▸ Dataset excerpts:
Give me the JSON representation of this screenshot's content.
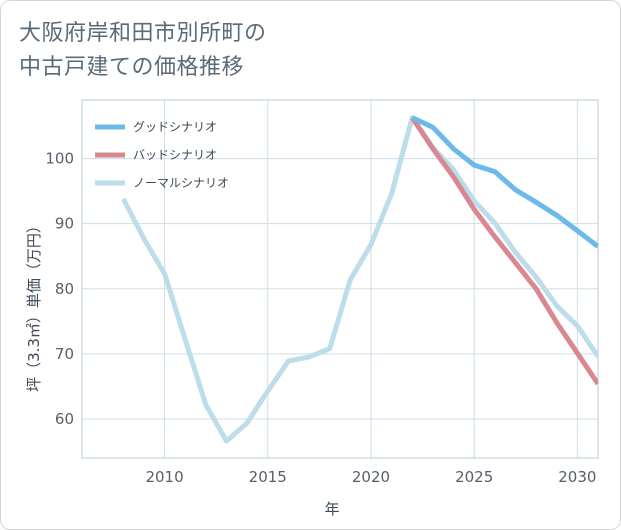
{
  "title": {
    "line1": "大阪府岸和田市別所町の",
    "line2": "中古戸建ての価格推移"
  },
  "chart_data": {
    "type": "line",
    "title": "大阪府岸和田市別所町の中古戸建ての価格推移",
    "xlabel": "年",
    "ylabel": "坪（3.3㎡）単価（万円）",
    "xlim": [
      2006,
      2031
    ],
    "ylim": [
      54,
      109
    ],
    "xticks": [
      2010,
      2015,
      2020,
      2025,
      2030
    ],
    "yticks": [
      60,
      70,
      80,
      90,
      100
    ],
    "grid": true,
    "legend_position": "top-left",
    "series": [
      {
        "name": "グッドシナリオ",
        "color": "#6cb9ea",
        "x": [
          2022,
          2023,
          2024,
          2025,
          2026,
          2027,
          2028,
          2029,
          2030,
          2031
        ],
        "y": [
          106.3,
          104.8,
          101.5,
          99.0,
          98.0,
          95.2,
          93.3,
          91.3,
          88.9,
          86.5
        ]
      },
      {
        "name": "バッドシナリオ",
        "color": "#d98892",
        "x": [
          2022,
          2023,
          2024,
          2025,
          2026,
          2027,
          2028,
          2029,
          2030,
          2031
        ],
        "y": [
          106.3,
          101.5,
          97.2,
          92.2,
          88.0,
          84.0,
          80.0,
          74.8,
          70.1,
          65.4
        ]
      },
      {
        "name": "ノーマルシナリオ",
        "color": "#bcdde9",
        "x": [
          2008,
          2009,
          2010,
          2011,
          2012,
          2013,
          2014,
          2015,
          2016,
          2017,
          2018,
          2019,
          2020,
          2021,
          2022,
          2023,
          2024,
          2025,
          2026,
          2027,
          2028,
          2029,
          2030,
          2031
        ],
        "y": [
          93.8,
          87.7,
          82.3,
          72.2,
          62.2,
          56.6,
          59.4,
          64.3,
          68.9,
          69.5,
          70.8,
          81.4,
          86.8,
          94.6,
          106.3,
          101.7,
          98.3,
          93.5,
          90.1,
          85.6,
          81.8,
          77.4,
          74.3,
          69.6
        ]
      }
    ]
  }
}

▸ What you will do: Copy every line of the listing containing the string "title".

▸ Response to the exercise:
  "title": {
    "title": "大阪府岸和田市別所町の中古戸建ての価格推移",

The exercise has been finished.